-- start DATA LINES --
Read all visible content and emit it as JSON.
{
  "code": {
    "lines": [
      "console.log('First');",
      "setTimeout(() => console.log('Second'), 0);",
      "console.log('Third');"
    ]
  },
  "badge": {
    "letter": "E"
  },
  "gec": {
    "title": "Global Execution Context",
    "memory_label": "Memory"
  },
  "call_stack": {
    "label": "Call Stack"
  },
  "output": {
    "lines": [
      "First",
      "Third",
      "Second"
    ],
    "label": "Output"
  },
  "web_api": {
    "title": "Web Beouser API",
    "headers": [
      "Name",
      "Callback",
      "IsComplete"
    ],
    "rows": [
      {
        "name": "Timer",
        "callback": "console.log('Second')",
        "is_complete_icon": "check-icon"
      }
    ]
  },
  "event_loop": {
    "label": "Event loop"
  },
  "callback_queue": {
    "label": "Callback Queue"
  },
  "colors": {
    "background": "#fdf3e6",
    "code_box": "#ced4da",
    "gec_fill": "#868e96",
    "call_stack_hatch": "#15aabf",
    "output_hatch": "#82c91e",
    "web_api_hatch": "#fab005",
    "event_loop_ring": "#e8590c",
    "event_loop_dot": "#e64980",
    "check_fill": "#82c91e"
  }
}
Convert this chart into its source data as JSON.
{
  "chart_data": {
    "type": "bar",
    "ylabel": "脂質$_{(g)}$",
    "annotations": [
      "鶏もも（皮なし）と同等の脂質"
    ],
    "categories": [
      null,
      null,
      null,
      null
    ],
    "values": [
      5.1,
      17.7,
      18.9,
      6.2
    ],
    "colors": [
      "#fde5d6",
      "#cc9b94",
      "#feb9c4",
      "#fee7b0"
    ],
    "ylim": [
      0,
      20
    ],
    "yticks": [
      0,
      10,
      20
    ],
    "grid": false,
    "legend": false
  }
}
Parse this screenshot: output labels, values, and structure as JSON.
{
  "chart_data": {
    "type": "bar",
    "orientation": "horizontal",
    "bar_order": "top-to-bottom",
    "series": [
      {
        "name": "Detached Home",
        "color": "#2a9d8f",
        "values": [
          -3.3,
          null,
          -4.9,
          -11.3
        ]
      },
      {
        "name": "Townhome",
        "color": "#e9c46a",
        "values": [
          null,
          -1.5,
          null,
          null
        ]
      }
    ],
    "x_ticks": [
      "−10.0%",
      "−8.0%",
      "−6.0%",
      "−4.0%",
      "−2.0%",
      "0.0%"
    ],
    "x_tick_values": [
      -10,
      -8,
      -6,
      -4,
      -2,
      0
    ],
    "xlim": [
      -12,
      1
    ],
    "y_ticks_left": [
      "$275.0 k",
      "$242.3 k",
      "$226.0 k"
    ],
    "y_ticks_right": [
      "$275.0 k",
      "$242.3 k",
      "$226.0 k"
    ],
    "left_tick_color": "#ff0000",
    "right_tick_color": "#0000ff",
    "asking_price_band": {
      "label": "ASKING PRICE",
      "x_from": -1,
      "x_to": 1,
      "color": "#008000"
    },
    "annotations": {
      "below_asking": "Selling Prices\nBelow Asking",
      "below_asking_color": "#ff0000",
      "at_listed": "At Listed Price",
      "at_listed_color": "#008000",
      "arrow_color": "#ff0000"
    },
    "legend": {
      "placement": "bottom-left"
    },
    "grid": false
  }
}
-- end DATA LINES --
» **WHAT TO PRODUCE**:
Scan the entries above and work out how many lines include the word "bottom"; the reply is that number alone.

» **EXERCISE OUTPUT**:
2